Data shown:
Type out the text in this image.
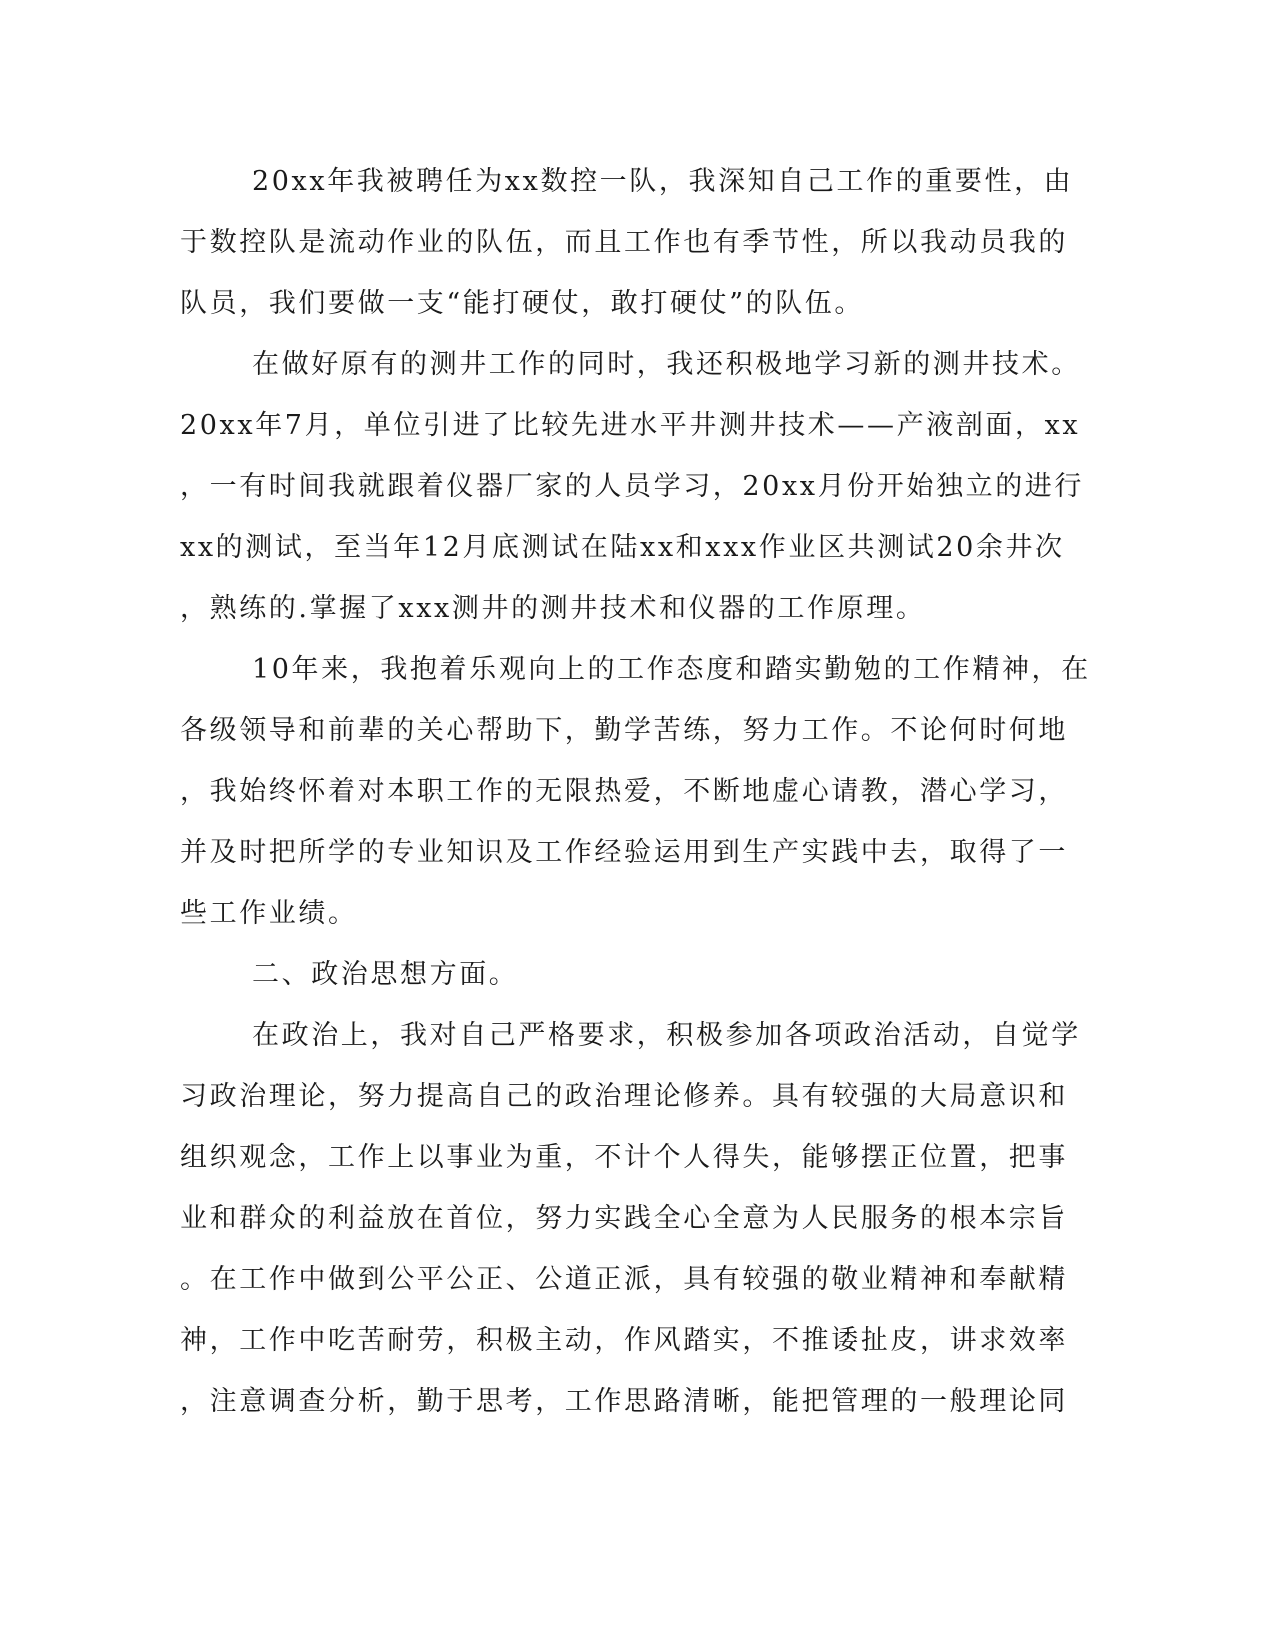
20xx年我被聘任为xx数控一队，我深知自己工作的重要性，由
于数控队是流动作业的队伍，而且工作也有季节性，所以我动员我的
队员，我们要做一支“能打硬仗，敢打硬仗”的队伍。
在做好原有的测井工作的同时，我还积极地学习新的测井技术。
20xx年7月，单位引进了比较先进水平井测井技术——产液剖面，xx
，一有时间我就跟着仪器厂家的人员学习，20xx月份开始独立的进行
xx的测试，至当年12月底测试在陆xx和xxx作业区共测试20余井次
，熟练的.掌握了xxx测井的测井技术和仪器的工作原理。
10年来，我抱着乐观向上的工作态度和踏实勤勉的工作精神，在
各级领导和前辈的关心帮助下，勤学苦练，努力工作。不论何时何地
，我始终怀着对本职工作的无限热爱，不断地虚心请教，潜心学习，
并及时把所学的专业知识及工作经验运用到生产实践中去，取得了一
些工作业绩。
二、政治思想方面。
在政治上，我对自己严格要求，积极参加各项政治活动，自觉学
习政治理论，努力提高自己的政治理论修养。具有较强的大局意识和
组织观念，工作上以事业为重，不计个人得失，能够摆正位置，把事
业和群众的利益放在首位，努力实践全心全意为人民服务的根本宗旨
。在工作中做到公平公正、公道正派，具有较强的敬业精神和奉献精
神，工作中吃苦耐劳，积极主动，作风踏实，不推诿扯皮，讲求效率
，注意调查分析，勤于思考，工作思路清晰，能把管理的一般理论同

Aim: Reproduce all of the data exactly; the pictures do not belong in the copy.

Exercise output:
Type out the text in this image.
20xx年我被聘任为xx数控一队，我深知自己工作的重要性，由
于数控队是流动作业的队伍，而且工作也有季节性，所以我动员我的
队员，我们要做一支“能打硬仗，敢打硬仗”的队伍。
在做好原有的测井工作的同时，我还积极地学习新的测井技术。
20xx年7月，单位引进了比较先进水平井测井技术——产液剖面，xx
，一有时间我就跟着仪器厂家的人员学习，20xx月份开始独立的进行
xx的测试，至当年12月底测试在陆xx和xxx作业区共测试20余井次
，熟练的.掌握了xxx测井的测井技术和仪器的工作原理。
10年来，我抱着乐观向上的工作态度和踏实勤勉的工作精神，在
各级领导和前辈的关心帮助下，勤学苦练，努力工作。不论何时何地
，我始终怀着对本职工作的无限热爱，不断地虚心请教，潜心学习，
并及时把所学的专业知识及工作经验运用到生产实践中去，取得了一
些工作业绩。
二、政治思想方面。
在政治上，我对自己严格要求，积极参加各项政治活动，自觉学
习政治理论，努力提高自己的政治理论修养。具有较强的大局意识和
组织观念，工作上以事业为重，不计个人得失，能够摆正位置，把事
业和群众的利益放在首位，努力实践全心全意为人民服务的根本宗旨
。在工作中做到公平公正、公道正派，具有较强的敬业精神和奉献精
神，工作中吃苦耐劳，积极主动，作风踏实，不推诿扯皮，讲求效率
，注意调查分析，勤于思考，工作思路清晰，能把管理的一般理论同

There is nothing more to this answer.